== To do ==
Reproduce all the lines exactly as they stand, apart from the pictures.

== Source material ==

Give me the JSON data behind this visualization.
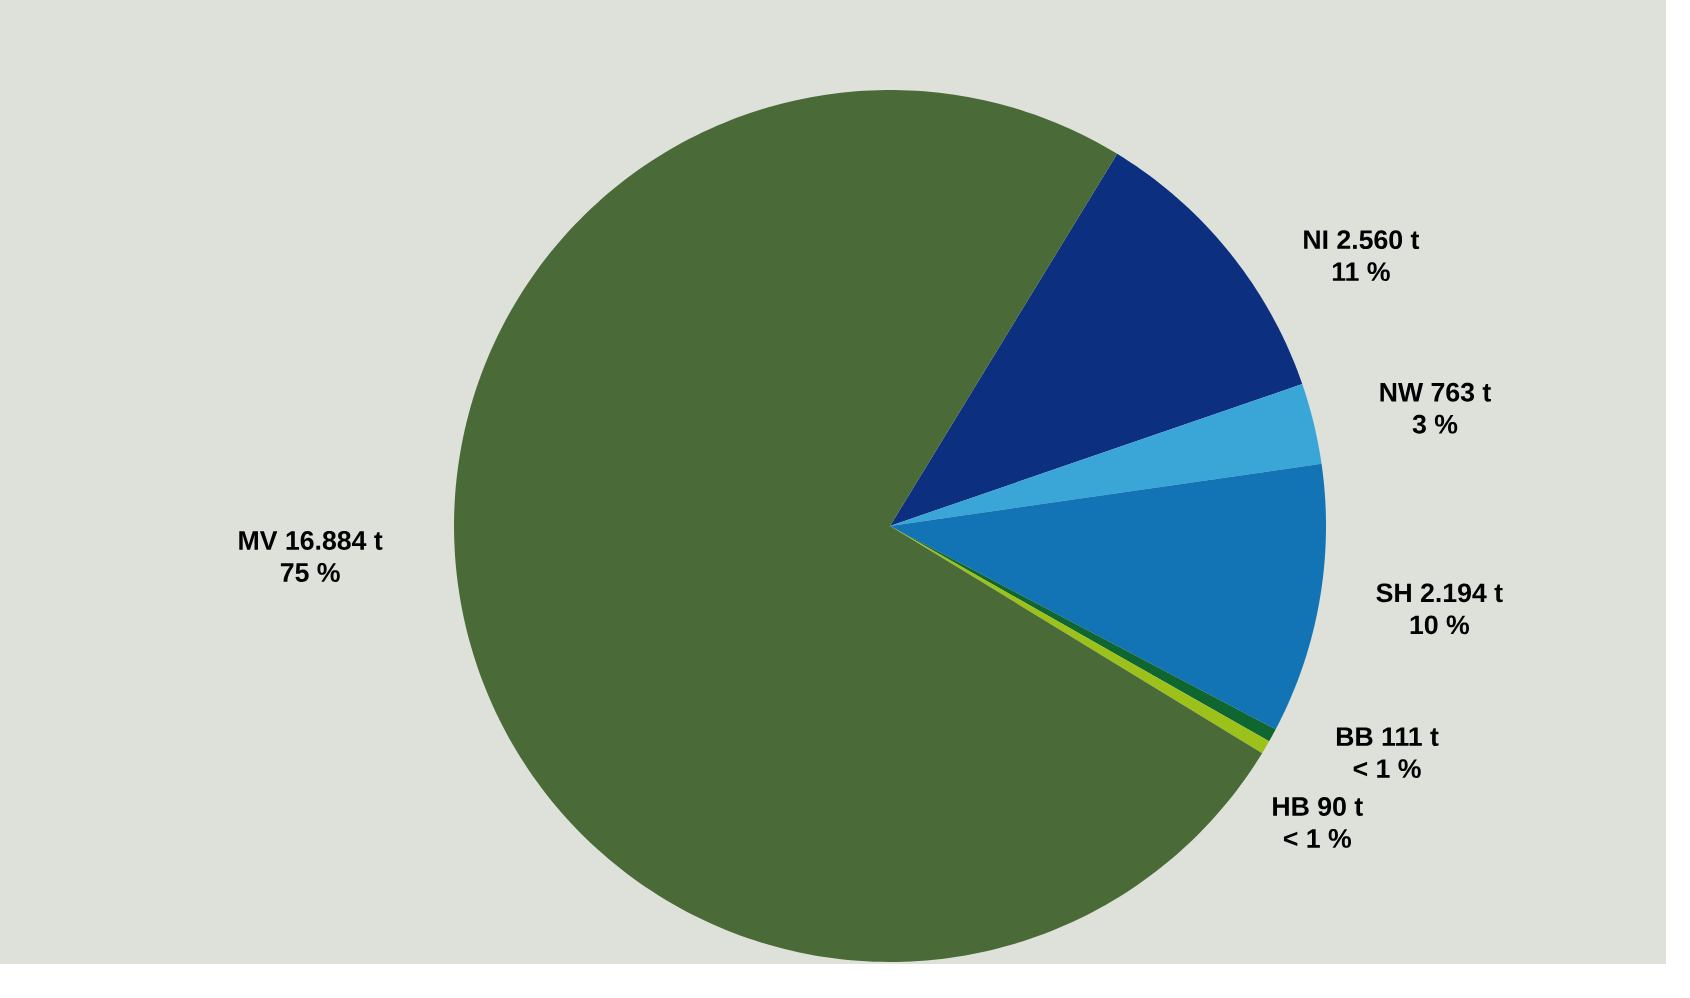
{
  "chart_data": {
    "type": "pie",
    "categories": [
      "NI 2.560 t",
      "NW 763 t",
      "SH 2.194 t",
      "BB 111 t",
      "HB 90 t",
      "MV 16.884 t"
    ],
    "values": [
      11,
      3,
      10,
      0.5,
      0.5,
      75
    ],
    "value_labels": [
      "11 %",
      "3 %",
      "10 %",
      "< 1 %",
      "< 1 %",
      "75 %"
    ],
    "colors": [
      "#0c2f80",
      "#3aa6d8",
      "#1273b5",
      "#0f6630",
      "#9cc11b",
      "#4a6b37"
    ]
  }
}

== Task result ==
Give me the JSON data behind this visualization.
{
  "chart_data": {
    "type": "pie",
    "categories": [
      "NI 2.560 t",
      "NW 763 t",
      "SH 2.194 t",
      "BB 111 t",
      "HB 90 t",
      "MV 16.884 t"
    ],
    "values": [
      11,
      3,
      10,
      0.5,
      0.5,
      75
    ],
    "value_labels": [
      "11 %",
      "3 %",
      "10 %",
      "< 1 %",
      "< 1 %",
      "75 %"
    ],
    "colors": [
      "#0c2f80",
      "#3aa6d8",
      "#1273b5",
      "#0f6630",
      "#9cc11b",
      "#4a6b37"
    ]
  }
}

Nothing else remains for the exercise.